> INSTRUCTIONS FOR THE TASK
Copy the records below exactly, omitting any pictures they contain.
────────────────────
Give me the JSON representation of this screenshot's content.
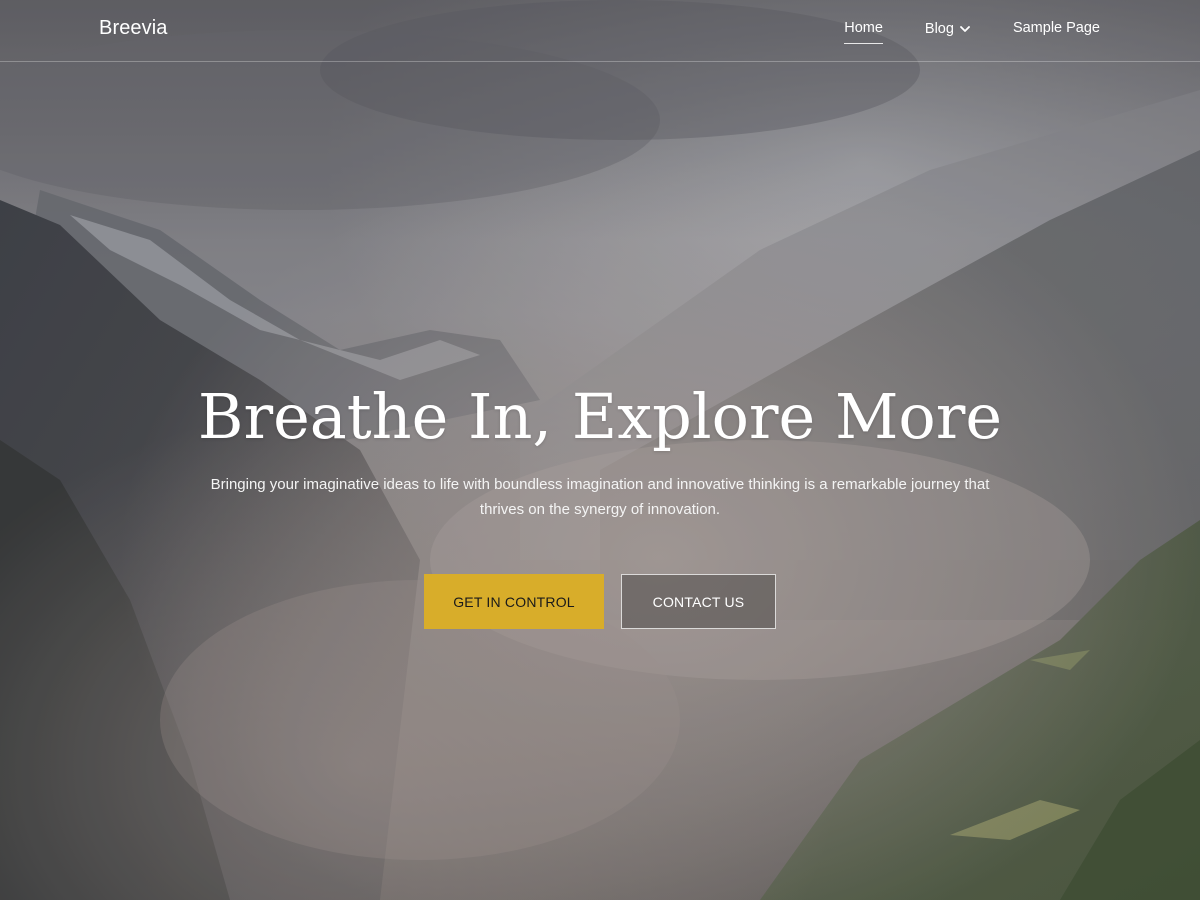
{
  "site": {
    "title": "Breevia"
  },
  "nav": {
    "items": [
      {
        "label": "Home",
        "active": true
      },
      {
        "label": "Blog",
        "has_dropdown": true,
        "icon": "chevron-down-icon"
      },
      {
        "label": "Sample Page"
      }
    ]
  },
  "hero": {
    "title": "Breathe In, Explore More",
    "subtitle": "Bringing your imaginative ideas to life with boundless imagination and innovative thinking is a remarkable journey that thrives on the synergy of innovation.",
    "primary_button": "GET IN CONTROL",
    "secondary_button": "CONTACT US"
  },
  "colors": {
    "accent": "#d8ad2a",
    "text_light": "#ffffff"
  }
}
────────────────────
> FINAL RESULT
Give me the JSON representation of this screenshot's content.
{
  "site": {
    "title": "Breevia"
  },
  "nav": {
    "items": [
      {
        "label": "Home",
        "active": true
      },
      {
        "label": "Blog",
        "has_dropdown": true,
        "icon": "chevron-down-icon"
      },
      {
        "label": "Sample Page"
      }
    ]
  },
  "hero": {
    "title": "Breathe In, Explore More",
    "subtitle": "Bringing your imaginative ideas to life with boundless imagination and innovative thinking is a remarkable journey that thrives on the synergy of innovation.",
    "primary_button": "GET IN CONTROL",
    "secondary_button": "CONTACT US"
  },
  "colors": {
    "accent": "#d8ad2a",
    "text_light": "#ffffff"
  }
}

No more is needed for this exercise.